[Extracted records]
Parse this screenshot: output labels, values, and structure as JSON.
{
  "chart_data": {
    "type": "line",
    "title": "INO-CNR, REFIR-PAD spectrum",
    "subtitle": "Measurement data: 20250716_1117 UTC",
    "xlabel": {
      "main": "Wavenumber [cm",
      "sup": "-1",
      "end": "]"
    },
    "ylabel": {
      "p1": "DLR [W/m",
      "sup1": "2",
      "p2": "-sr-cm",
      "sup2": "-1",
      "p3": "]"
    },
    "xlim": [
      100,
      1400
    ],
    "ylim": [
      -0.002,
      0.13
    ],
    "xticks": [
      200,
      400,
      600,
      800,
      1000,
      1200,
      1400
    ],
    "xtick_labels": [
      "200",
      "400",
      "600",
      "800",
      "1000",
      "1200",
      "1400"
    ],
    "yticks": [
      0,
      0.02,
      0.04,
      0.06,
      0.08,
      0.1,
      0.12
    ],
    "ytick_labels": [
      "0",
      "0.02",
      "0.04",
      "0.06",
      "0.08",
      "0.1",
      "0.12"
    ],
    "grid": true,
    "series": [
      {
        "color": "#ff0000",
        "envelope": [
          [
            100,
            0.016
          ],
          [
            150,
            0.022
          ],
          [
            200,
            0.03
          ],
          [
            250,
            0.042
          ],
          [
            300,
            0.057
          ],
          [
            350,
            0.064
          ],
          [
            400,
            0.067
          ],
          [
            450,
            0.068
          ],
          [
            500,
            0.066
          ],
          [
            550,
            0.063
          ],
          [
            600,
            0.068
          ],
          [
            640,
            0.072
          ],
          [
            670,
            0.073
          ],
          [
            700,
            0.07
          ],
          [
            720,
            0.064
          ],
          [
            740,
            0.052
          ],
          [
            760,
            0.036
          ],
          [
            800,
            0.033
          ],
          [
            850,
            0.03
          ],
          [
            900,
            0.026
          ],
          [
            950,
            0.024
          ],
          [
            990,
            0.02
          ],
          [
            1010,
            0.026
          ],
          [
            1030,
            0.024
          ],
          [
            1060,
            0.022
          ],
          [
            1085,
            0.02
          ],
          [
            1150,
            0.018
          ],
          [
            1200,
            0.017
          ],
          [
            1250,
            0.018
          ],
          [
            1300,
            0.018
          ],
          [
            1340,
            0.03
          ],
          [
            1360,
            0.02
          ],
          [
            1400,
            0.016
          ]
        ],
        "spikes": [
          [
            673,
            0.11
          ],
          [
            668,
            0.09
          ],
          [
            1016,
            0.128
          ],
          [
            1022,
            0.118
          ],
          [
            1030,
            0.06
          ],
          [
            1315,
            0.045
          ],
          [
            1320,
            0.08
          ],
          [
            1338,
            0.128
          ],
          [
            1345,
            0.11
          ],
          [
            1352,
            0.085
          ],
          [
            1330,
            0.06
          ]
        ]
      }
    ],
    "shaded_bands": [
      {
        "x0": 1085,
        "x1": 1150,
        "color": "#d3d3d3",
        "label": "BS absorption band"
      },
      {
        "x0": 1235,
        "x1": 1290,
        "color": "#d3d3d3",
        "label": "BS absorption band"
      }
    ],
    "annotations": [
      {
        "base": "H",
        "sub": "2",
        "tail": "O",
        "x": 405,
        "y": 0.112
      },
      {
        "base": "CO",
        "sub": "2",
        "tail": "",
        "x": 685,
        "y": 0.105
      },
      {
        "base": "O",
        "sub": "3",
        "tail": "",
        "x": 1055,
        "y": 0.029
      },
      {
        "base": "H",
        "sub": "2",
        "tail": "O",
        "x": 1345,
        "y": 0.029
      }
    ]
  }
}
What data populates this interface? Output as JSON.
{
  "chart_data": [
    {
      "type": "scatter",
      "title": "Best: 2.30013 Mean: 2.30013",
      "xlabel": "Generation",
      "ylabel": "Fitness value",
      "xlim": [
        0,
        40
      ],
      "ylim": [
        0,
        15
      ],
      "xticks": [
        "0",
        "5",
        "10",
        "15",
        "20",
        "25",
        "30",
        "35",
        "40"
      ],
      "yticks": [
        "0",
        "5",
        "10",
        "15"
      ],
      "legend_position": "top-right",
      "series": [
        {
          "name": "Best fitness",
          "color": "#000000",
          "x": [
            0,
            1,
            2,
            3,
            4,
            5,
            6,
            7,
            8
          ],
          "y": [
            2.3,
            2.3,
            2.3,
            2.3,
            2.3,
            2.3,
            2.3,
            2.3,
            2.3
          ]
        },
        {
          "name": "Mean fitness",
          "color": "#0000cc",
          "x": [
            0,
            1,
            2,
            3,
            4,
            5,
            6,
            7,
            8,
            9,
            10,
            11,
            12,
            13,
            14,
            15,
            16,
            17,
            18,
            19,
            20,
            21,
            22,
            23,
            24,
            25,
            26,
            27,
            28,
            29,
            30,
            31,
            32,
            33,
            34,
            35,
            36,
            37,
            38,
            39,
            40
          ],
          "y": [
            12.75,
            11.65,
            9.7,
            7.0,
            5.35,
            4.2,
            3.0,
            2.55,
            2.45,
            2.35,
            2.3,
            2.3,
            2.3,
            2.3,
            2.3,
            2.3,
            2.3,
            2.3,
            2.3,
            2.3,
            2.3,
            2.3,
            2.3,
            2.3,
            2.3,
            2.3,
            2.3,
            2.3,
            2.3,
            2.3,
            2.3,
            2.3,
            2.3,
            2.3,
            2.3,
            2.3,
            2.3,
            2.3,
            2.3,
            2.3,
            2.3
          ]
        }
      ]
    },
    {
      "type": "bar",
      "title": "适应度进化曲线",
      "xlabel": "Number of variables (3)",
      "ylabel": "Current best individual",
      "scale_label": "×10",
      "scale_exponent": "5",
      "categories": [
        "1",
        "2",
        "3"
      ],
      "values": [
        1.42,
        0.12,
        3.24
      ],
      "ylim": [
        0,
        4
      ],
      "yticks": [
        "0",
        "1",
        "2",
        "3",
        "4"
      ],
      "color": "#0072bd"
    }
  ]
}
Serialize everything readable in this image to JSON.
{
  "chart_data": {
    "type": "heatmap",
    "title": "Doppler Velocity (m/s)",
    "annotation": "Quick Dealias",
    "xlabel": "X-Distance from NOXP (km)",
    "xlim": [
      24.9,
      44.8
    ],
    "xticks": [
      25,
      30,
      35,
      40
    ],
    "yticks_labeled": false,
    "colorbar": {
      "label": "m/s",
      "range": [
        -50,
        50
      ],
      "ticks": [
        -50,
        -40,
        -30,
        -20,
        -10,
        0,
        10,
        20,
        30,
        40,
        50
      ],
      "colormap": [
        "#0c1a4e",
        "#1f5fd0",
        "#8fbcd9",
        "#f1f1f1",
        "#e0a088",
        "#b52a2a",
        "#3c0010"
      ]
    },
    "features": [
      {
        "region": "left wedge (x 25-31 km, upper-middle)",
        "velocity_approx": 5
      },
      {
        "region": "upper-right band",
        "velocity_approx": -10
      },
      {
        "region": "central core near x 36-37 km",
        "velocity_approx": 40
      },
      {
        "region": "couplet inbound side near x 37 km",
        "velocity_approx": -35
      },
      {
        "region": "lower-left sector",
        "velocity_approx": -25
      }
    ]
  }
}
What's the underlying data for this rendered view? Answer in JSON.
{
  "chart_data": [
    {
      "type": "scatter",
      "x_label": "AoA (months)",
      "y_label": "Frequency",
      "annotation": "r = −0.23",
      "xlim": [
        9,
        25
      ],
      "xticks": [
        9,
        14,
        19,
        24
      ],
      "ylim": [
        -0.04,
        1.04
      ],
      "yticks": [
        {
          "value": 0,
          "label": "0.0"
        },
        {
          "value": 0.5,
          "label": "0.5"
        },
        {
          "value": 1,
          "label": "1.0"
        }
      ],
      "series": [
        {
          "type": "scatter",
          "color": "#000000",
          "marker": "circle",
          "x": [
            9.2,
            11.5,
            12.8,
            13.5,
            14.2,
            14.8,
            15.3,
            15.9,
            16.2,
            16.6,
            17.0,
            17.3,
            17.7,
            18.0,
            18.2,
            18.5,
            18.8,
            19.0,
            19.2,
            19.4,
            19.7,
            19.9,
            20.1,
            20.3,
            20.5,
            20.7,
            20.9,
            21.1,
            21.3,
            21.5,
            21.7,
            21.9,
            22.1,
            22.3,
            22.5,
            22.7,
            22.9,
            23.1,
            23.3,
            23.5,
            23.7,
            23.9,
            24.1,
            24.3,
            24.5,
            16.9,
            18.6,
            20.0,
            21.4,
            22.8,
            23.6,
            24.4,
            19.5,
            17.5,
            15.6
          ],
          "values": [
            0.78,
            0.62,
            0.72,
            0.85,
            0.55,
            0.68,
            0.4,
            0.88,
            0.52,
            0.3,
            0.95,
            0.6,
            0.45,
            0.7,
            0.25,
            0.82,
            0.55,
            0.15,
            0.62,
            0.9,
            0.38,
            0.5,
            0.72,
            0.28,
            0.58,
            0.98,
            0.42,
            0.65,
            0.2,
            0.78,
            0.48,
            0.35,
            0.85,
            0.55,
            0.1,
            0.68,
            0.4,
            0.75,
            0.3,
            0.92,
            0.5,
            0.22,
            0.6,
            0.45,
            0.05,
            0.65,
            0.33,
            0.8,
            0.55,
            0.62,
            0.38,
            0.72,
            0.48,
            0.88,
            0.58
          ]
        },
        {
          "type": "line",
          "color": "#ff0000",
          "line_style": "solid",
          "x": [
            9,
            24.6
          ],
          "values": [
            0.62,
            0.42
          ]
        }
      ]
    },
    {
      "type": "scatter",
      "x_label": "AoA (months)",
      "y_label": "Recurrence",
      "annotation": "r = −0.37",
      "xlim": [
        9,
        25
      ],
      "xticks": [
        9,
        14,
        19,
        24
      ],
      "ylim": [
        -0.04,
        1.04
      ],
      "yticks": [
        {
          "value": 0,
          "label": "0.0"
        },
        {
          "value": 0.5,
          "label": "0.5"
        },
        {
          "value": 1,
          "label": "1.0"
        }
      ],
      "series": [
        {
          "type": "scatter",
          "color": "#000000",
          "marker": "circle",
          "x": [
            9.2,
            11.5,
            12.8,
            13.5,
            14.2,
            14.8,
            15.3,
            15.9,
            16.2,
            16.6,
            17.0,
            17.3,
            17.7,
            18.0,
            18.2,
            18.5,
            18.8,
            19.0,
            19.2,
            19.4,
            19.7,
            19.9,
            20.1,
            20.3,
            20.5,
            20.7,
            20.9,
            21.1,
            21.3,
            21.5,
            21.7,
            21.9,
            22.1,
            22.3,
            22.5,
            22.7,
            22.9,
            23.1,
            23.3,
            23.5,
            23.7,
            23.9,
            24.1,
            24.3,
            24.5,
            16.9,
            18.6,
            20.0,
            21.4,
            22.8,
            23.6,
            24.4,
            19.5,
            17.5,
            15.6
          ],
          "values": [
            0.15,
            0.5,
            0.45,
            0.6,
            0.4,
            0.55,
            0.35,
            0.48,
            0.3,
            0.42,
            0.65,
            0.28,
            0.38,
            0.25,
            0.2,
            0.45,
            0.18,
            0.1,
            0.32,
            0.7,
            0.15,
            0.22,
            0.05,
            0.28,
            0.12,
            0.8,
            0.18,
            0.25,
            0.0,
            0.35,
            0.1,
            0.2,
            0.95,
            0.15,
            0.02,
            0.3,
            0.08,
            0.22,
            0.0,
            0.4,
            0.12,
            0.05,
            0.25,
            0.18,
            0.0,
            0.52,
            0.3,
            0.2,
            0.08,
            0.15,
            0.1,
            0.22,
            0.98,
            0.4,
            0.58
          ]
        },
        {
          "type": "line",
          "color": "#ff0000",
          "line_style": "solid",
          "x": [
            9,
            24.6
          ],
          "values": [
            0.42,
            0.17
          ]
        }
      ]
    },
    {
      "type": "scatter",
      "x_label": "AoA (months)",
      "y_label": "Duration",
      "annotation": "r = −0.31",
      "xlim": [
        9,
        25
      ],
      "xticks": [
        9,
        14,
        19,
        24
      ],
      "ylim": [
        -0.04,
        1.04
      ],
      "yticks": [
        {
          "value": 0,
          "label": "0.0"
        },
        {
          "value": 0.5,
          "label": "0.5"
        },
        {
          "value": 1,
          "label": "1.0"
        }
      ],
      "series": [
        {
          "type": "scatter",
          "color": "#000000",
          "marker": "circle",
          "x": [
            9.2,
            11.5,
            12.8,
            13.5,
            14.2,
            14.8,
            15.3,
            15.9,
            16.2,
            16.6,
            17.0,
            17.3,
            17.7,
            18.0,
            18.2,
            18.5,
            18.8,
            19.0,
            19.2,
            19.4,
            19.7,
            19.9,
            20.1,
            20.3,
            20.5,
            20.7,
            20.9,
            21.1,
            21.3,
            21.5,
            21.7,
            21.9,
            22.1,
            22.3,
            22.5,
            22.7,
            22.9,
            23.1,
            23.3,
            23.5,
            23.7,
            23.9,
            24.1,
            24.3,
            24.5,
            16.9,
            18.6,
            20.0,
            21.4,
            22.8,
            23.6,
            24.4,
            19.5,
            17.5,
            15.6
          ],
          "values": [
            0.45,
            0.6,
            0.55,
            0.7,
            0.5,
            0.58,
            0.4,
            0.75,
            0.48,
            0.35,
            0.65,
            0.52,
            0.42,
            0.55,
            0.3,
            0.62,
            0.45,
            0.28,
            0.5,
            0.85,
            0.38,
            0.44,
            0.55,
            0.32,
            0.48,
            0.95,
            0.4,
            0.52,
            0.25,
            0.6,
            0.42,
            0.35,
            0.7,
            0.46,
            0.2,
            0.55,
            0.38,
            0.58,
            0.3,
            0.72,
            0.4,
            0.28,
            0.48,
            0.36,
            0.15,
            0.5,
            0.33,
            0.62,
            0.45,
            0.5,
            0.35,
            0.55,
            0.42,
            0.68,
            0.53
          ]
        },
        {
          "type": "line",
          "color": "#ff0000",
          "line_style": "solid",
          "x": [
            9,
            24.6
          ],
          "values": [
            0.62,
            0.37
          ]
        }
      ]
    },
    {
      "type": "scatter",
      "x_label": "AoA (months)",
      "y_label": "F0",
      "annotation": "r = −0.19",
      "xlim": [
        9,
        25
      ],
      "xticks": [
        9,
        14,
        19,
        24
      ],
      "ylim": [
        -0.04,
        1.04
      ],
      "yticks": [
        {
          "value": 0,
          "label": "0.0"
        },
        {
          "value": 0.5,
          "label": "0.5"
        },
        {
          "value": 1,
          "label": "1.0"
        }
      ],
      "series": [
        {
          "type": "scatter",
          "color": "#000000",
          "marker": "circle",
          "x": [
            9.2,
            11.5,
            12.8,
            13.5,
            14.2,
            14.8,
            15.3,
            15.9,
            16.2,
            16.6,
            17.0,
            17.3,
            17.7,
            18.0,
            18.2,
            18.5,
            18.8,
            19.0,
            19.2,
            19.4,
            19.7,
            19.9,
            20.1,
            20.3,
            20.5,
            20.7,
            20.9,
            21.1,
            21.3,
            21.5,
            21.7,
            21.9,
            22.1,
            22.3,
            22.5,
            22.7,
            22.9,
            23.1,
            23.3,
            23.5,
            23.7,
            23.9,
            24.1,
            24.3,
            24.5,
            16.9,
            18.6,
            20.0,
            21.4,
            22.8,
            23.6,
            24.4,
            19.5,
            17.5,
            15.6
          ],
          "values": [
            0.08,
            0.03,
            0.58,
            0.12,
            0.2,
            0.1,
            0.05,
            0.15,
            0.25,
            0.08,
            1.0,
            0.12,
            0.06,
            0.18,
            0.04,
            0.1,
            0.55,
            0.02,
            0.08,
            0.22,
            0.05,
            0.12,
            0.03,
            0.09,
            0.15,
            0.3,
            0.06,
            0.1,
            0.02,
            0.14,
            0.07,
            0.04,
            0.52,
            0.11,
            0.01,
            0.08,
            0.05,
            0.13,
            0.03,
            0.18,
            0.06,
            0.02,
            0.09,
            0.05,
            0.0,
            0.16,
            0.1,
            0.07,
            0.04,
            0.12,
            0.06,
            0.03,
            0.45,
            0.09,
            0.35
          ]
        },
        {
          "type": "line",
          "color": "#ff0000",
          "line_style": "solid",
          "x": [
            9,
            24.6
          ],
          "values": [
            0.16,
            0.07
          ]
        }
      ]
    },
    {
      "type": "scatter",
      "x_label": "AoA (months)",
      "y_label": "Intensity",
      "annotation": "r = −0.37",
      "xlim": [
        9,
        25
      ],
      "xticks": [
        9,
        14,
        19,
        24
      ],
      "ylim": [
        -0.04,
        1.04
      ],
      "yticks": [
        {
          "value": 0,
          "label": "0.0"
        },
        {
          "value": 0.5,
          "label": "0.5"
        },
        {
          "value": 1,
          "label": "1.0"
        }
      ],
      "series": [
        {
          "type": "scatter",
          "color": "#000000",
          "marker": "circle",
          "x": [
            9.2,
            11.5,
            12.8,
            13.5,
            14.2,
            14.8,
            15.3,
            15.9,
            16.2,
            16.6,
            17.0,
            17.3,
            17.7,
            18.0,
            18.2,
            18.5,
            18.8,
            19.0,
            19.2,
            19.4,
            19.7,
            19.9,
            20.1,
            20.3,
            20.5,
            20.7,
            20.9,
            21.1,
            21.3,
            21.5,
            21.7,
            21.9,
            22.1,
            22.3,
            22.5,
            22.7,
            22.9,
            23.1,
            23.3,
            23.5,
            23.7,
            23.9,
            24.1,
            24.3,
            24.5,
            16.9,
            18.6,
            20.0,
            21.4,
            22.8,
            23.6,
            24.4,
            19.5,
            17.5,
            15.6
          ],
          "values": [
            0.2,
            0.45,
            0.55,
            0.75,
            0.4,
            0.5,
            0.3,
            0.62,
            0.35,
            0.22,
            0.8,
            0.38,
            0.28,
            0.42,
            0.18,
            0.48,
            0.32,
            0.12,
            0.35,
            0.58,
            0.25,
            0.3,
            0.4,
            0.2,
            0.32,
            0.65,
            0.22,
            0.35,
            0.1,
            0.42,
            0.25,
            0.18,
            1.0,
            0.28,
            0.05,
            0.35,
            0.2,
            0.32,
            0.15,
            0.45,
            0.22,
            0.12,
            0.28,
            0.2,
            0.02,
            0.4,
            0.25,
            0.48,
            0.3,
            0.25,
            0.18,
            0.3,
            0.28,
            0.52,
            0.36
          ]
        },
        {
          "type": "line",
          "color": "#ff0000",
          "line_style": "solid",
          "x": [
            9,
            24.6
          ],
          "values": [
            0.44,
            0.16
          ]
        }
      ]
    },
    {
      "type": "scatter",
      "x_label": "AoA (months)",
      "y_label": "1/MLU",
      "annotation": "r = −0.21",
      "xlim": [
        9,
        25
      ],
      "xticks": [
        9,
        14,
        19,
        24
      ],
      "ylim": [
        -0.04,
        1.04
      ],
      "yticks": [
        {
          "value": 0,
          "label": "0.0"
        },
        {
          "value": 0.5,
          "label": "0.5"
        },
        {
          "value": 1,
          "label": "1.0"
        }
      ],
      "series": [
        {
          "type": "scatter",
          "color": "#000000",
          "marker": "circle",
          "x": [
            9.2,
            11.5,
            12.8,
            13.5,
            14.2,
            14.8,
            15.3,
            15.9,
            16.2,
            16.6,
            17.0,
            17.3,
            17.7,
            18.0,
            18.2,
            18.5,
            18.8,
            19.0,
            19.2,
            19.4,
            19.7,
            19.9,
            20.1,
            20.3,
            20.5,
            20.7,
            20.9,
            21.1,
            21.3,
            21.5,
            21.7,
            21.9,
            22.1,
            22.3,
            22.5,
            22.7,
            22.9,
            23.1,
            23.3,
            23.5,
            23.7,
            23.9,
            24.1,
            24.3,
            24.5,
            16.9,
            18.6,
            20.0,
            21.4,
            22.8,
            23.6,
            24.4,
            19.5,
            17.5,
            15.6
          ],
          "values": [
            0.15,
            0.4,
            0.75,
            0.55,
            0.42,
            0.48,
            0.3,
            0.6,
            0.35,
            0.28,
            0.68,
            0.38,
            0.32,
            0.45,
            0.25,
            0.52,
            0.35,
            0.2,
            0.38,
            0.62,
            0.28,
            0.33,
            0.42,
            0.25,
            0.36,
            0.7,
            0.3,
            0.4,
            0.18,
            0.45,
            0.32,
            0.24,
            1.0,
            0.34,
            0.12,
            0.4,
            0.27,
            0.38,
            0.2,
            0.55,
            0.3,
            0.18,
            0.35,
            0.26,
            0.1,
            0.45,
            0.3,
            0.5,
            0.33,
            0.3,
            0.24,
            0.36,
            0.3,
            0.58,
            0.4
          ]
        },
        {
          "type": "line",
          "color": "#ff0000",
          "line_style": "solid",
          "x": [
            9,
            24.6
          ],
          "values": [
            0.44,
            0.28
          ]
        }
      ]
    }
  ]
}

• THE REQUEST: Pull out each line of the listing that holds the string "this".

• WRITTEN SOLUTION:
Parse this screenshot: output labels, values, and structure as JSON.
What data populates this interface? Output as JSON.
Serialize everything readable in this image to JSON.
What's the underlying data for this rendered view? Answer in JSON.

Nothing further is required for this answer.